Data provided ->
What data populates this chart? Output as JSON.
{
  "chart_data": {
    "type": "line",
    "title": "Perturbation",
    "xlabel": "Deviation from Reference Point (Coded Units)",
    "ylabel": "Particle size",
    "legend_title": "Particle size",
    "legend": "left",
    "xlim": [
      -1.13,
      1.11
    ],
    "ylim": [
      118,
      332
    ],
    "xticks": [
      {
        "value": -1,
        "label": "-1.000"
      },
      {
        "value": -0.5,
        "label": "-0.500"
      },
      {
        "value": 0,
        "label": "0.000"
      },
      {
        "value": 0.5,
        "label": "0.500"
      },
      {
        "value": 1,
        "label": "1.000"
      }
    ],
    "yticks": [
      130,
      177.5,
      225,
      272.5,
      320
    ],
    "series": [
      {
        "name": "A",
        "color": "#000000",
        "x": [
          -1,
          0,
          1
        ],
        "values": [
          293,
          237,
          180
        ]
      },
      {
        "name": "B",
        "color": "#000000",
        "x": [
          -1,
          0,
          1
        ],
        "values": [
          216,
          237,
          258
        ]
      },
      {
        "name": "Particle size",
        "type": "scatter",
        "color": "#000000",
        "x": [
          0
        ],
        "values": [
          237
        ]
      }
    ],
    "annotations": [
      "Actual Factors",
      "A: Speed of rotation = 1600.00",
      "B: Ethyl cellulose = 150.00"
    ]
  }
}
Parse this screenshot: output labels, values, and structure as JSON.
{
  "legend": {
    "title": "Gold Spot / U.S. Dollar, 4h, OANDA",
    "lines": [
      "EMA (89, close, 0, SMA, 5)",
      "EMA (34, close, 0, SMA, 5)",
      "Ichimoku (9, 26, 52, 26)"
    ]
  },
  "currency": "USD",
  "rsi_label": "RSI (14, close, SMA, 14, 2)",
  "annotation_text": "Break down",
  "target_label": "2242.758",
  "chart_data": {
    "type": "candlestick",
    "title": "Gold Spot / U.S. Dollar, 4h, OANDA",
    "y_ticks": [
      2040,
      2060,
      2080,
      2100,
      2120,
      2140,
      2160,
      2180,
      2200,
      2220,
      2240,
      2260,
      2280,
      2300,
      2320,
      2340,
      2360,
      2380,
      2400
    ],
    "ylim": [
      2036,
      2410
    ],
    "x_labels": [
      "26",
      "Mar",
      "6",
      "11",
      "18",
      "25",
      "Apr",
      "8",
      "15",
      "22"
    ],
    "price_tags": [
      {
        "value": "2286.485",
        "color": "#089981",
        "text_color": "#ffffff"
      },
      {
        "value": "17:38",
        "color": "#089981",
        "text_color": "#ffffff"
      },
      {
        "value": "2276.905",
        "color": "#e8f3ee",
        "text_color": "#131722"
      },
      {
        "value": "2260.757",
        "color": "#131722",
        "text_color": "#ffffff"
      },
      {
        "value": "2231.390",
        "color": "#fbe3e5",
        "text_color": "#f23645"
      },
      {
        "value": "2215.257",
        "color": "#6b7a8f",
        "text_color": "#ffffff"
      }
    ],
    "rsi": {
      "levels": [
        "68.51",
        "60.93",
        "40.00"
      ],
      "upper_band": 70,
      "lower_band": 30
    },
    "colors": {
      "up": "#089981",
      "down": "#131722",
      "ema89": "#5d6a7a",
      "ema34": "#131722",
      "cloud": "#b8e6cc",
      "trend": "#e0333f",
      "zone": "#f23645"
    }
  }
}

Directive ->
Copy out each record exactly as given, omitting none.

The completed task ->
What data populates this chart? Output as JSON.
{
  "chart_data": {
    "type": "line",
    "title": "Perturbation",
    "xlabel": "Deviation from Reference Point (Coded Units)",
    "ylabel": "Particle size",
    "legend_title": "Particle size",
    "legend": "left",
    "xlim": [
      -1.13,
      1.11
    ],
    "ylim": [
      118,
      332
    ],
    "xticks": [
      {
        "value": -1,
        "label": "-1.000"
      },
      {
        "value": -0.5,
        "label": "-0.500"
      },
      {
        "value": 0,
        "label": "0.000"
      },
      {
        "value": 0.5,
        "label": "0.500"
      },
      {
        "value": 1,
        "label": "1.000"
      }
    ],
    "yticks": [
      130,
      177.5,
      225,
      272.5,
      320
    ],
    "series": [
      {
        "name": "A",
        "color": "#000000",
        "x": [
          -1,
          0,
          1
        ],
        "values": [
          293,
          237,
          180
        ]
      },
      {
        "name": "B",
        "color": "#000000",
        "x": [
          -1,
          0,
          1
        ],
        "values": [
          216,
          237,
          258
        ]
      },
      {
        "name": "Particle size",
        "type": "scatter",
        "color": "#000000",
        "x": [
          0
        ],
        "values": [
          237
        ]
      }
    ],
    "annotations": [
      "Actual Factors",
      "A: Speed of rotation = 1600.00",
      "B: Ethyl cellulose = 150.00"
    ]
  }
}
Parse this screenshot: output labels, values, and structure as JSON.
{
  "legend": {
    "title": "Gold Spot / U.S. Dollar, 4h, OANDA",
    "lines": [
      "EMA (89, close, 0, SMA, 5)",
      "EMA (34, close, 0, SMA, 5)",
      "Ichimoku (9, 26, 52, 26)"
    ]
  },
  "currency": "USD",
  "rsi_label": "RSI (14, close, SMA, 14, 2)",
  "annotation_text": "Break down",
  "target_label": "2242.758",
  "chart_data": {
    "type": "candlestick",
    "title": "Gold Spot / U.S. Dollar, 4h, OANDA",
    "y_ticks": [
      2040,
      2060,
      2080,
      2100,
      2120,
      2140,
      2160,
      2180,
      2200,
      2220,
      2240,
      2260,
      2280,
      2300,
      2320,
      2340,
      2360,
      2380,
      2400
    ],
    "ylim": [
      2036,
      2410
    ],
    "x_labels": [
      "26",
      "Mar",
      "6",
      "11",
      "18",
      "25",
      "Apr",
      "8",
      "15",
      "22"
    ],
    "price_tags": [
      {
        "value": "2286.485",
        "color": "#089981",
        "text_color": "#ffffff"
      },
      {
        "value": "17:38",
        "color": "#089981",
        "text_color": "#ffffff"
      },
      {
        "value": "2276.905",
        "color": "#e8f3ee",
        "text_color": "#131722"
      },
      {
        "value": "2260.757",
        "color": "#131722",
        "text_color": "#ffffff"
      },
      {
        "value": "2231.390",
        "color": "#fbe3e5",
        "text_color": "#f23645"
      },
      {
        "value": "2215.257",
        "color": "#6b7a8f",
        "text_color": "#ffffff"
      }
    ],
    "rsi": {
      "levels": [
        "68.51",
        "60.93",
        "40.00"
      ],
      "upper_band": 70,
      "lower_band": 30
    },
    "colors": {
      "up": "#089981",
      "down": "#131722",
      "ema89": "#5d6a7a",
      "ema34": "#131722",
      "cloud": "#b8e6cc",
      "trend": "#e0333f",
      "zone": "#f23645"
    }
  }
}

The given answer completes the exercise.